- Task to complete
Using the records provided below, locate and copy each line that contains the word "Elle".

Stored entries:

::::::::

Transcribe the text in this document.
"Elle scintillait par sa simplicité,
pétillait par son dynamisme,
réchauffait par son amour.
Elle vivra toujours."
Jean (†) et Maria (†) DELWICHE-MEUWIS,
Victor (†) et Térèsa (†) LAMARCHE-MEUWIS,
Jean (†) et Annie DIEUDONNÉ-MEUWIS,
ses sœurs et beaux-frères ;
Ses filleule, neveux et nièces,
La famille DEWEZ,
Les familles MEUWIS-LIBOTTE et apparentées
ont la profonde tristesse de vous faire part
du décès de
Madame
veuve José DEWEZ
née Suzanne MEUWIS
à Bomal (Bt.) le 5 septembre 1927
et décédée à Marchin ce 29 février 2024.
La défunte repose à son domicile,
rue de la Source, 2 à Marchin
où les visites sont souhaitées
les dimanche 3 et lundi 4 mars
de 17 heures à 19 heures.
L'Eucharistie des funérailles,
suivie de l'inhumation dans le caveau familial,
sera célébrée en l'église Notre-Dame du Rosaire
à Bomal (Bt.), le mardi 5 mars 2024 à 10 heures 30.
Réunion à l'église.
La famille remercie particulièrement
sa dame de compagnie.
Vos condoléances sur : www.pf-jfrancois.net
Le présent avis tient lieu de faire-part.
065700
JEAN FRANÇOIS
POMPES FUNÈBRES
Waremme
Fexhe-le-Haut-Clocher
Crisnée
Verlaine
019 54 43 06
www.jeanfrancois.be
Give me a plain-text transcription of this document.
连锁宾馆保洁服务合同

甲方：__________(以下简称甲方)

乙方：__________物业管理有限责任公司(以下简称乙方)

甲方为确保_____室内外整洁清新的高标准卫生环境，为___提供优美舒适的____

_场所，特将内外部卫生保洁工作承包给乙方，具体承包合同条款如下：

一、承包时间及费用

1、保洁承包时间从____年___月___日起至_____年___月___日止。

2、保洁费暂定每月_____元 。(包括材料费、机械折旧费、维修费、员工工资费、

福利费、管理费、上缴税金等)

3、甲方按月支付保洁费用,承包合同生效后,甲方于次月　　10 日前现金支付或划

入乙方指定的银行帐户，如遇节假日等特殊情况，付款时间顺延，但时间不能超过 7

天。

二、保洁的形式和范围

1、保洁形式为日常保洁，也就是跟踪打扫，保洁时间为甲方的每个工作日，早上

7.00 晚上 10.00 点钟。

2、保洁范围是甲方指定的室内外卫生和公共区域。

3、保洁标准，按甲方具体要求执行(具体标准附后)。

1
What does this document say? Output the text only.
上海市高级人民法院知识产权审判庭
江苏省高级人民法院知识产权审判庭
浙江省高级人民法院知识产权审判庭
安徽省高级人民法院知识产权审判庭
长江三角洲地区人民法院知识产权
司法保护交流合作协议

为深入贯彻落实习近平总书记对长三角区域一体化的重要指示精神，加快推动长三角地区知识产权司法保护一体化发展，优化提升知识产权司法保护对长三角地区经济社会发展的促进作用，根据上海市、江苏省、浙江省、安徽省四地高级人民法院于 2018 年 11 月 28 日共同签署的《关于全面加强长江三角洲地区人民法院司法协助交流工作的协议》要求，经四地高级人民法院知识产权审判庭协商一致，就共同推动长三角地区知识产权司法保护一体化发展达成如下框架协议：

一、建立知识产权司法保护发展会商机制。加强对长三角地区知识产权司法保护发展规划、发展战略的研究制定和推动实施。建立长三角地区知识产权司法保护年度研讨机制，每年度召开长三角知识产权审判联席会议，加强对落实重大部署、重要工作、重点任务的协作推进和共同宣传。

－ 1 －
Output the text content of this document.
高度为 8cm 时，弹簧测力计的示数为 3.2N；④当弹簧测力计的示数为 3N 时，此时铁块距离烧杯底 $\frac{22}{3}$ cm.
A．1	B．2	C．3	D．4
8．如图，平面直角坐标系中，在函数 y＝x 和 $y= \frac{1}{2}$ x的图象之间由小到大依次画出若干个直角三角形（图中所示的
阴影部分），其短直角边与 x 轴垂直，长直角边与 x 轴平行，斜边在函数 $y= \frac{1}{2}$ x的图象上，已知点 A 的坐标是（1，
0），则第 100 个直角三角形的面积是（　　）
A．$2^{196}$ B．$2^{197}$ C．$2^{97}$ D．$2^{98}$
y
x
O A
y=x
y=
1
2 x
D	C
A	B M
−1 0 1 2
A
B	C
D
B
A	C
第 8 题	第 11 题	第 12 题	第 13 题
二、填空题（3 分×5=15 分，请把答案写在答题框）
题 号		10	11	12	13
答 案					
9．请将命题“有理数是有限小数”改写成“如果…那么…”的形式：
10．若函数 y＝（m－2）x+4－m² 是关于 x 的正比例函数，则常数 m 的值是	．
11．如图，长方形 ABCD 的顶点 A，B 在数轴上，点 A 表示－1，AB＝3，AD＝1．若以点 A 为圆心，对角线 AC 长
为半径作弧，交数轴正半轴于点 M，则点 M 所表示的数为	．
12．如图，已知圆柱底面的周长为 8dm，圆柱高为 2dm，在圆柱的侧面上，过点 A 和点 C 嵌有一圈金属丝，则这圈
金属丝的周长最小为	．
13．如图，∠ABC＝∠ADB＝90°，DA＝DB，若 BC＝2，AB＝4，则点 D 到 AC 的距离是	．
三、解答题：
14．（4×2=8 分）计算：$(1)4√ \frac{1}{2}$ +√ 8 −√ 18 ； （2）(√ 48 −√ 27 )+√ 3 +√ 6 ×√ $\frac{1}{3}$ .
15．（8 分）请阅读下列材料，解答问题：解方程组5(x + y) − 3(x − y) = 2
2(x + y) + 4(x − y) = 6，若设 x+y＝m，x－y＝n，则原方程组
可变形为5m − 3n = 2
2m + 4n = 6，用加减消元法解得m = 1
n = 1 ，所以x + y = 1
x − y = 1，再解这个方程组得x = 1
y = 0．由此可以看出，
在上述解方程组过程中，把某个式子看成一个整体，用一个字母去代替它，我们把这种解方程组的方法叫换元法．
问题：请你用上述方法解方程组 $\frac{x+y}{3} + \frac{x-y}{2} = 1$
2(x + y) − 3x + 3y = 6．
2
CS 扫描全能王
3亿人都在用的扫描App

::::::::

- Answer to the task
"Elle scintillait par sa simplicité,
Elle vivra toujours."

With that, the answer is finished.